++++ Data records ++++

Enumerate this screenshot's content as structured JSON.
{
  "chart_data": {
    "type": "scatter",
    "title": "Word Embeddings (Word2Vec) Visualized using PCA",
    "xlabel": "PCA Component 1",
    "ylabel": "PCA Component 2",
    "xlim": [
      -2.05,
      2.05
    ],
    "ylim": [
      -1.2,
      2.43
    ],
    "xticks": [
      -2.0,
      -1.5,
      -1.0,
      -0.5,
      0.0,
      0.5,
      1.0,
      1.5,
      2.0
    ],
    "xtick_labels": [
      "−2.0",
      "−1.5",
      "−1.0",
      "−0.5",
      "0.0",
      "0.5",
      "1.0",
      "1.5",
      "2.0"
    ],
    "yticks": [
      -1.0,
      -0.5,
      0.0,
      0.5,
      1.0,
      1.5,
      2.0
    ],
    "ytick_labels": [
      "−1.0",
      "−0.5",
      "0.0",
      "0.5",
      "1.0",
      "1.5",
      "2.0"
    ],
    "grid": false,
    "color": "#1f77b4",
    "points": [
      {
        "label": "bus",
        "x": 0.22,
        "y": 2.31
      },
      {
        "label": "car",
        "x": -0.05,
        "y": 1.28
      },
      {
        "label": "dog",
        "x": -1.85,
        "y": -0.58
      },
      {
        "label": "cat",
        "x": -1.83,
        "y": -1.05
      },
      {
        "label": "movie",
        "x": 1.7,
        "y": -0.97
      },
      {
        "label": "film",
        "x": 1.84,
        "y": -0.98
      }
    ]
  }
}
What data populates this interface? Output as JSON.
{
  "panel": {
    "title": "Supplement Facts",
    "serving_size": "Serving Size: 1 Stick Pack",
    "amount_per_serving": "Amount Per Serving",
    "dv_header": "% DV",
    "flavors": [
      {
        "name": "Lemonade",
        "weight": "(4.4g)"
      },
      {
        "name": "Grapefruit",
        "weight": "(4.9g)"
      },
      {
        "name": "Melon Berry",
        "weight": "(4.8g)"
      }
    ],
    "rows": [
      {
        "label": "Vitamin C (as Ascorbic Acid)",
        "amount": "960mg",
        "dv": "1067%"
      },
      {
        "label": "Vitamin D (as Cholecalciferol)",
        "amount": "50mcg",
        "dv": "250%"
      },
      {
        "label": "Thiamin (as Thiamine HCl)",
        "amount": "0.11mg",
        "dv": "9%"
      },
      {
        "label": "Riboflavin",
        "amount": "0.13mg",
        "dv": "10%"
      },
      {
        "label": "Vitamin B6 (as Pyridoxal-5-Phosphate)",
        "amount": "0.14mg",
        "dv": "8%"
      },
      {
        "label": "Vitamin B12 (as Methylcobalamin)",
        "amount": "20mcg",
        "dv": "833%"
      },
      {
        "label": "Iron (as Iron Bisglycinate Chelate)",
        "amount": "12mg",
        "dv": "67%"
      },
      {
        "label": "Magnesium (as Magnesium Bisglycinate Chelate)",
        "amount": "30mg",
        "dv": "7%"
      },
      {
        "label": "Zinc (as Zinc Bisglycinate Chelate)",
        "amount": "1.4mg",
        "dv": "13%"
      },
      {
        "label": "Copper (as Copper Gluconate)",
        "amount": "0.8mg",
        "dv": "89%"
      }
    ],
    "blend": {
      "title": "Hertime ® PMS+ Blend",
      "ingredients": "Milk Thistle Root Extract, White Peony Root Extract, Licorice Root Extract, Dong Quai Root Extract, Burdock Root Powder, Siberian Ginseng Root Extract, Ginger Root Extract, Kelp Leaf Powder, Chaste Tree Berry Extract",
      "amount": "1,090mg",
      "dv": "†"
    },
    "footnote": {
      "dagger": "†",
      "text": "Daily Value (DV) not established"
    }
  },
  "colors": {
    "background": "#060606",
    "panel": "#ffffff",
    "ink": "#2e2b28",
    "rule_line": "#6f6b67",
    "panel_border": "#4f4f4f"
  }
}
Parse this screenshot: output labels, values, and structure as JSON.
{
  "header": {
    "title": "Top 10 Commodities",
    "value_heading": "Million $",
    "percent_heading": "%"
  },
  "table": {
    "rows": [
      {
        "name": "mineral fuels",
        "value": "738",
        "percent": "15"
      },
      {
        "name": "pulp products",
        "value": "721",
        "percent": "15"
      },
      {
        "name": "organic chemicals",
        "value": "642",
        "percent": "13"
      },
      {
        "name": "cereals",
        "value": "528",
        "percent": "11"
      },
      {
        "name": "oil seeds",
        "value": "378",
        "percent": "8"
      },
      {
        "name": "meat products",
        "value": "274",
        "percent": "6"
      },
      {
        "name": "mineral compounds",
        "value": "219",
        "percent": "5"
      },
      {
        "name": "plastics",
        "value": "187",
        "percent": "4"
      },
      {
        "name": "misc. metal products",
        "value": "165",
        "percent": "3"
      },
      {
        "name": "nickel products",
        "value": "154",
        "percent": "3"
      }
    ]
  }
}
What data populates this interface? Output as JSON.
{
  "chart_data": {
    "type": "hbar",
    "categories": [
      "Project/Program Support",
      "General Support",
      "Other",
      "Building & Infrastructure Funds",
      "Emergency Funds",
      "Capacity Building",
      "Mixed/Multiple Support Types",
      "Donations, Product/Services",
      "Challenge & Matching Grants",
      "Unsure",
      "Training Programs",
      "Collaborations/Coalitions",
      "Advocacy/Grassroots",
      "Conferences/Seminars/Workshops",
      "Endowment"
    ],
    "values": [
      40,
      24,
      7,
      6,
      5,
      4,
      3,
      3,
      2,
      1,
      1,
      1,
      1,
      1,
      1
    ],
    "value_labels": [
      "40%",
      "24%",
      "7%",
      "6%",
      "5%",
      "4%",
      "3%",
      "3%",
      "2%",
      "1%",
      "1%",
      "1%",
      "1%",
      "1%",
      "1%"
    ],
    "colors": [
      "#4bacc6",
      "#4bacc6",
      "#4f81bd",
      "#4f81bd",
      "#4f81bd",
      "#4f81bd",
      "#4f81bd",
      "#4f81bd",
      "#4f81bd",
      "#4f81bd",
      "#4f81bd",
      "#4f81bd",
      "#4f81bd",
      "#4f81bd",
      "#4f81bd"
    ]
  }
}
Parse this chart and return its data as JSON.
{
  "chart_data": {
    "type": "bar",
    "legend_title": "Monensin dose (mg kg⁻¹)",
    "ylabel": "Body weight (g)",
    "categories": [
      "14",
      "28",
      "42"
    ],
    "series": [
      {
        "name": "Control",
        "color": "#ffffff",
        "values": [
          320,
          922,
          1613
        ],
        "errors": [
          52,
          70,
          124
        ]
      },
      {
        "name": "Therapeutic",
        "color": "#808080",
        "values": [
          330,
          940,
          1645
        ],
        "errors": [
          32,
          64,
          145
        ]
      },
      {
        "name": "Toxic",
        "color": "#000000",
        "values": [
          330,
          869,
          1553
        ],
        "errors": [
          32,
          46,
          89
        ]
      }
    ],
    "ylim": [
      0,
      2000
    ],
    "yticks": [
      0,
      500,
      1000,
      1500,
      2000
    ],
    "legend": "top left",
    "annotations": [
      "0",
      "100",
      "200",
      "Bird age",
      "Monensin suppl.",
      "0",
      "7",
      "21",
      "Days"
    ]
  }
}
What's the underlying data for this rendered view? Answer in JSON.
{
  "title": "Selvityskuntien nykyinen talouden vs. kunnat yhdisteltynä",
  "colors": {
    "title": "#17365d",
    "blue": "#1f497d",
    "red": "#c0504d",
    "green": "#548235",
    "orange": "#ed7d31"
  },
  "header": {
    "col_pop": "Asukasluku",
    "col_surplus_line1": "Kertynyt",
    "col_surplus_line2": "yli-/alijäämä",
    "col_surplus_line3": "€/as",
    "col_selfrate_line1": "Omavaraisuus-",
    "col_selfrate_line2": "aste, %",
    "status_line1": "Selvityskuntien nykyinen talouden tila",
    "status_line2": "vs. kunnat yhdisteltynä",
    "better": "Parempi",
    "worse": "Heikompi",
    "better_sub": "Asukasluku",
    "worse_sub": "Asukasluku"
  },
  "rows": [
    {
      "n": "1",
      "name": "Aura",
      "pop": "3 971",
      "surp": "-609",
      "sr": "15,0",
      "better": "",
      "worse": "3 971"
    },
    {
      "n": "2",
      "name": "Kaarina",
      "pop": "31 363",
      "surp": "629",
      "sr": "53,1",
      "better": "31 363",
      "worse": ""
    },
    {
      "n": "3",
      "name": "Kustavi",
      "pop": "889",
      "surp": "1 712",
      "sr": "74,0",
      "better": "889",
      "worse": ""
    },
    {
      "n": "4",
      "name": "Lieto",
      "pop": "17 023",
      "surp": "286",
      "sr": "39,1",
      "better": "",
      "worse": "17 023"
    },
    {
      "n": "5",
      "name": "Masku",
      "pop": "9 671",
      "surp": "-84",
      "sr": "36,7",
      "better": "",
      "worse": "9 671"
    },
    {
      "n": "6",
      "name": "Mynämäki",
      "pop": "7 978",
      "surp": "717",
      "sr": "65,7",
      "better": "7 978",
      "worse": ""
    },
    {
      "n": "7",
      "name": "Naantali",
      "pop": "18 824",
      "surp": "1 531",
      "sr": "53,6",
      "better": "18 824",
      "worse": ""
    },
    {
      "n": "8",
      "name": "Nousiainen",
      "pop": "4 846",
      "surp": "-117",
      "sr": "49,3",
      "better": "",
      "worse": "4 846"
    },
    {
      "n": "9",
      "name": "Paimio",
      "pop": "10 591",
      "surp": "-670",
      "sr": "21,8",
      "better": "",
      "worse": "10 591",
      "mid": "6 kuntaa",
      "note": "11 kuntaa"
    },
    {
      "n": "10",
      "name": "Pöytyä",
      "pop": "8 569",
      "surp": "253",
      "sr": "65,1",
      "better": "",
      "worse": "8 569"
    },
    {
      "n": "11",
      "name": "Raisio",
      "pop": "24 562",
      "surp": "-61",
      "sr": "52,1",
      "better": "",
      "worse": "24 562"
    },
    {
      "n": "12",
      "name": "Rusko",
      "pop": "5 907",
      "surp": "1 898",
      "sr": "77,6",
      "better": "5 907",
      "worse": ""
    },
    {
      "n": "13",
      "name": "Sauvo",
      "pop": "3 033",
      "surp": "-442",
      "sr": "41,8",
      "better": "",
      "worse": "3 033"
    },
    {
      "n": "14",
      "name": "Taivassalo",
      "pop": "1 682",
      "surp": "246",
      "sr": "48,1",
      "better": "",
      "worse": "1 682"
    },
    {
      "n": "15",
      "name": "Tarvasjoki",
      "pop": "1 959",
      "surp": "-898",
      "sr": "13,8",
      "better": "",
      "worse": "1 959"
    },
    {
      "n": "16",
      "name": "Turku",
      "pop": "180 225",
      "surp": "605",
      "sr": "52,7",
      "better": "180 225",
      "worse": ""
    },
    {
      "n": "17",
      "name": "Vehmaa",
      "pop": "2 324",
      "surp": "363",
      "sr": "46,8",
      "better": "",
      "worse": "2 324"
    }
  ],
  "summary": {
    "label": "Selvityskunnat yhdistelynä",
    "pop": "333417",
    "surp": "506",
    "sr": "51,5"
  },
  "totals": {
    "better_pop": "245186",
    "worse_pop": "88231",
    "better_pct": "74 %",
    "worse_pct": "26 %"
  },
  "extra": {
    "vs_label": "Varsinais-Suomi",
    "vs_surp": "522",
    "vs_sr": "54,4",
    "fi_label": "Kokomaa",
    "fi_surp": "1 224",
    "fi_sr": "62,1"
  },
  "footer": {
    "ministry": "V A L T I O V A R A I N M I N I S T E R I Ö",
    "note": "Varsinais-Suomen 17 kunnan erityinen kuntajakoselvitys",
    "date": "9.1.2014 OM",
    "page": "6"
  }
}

++++

### Given request
Locate all lines holding the word "talouden", then copy them out.

### Completed exercise
  "title": "Selvityskuntien nykyinen talouden vs. kunnat yhdisteltynä",
    "status_line1": "Selvityskuntien nykyinen talouden tila",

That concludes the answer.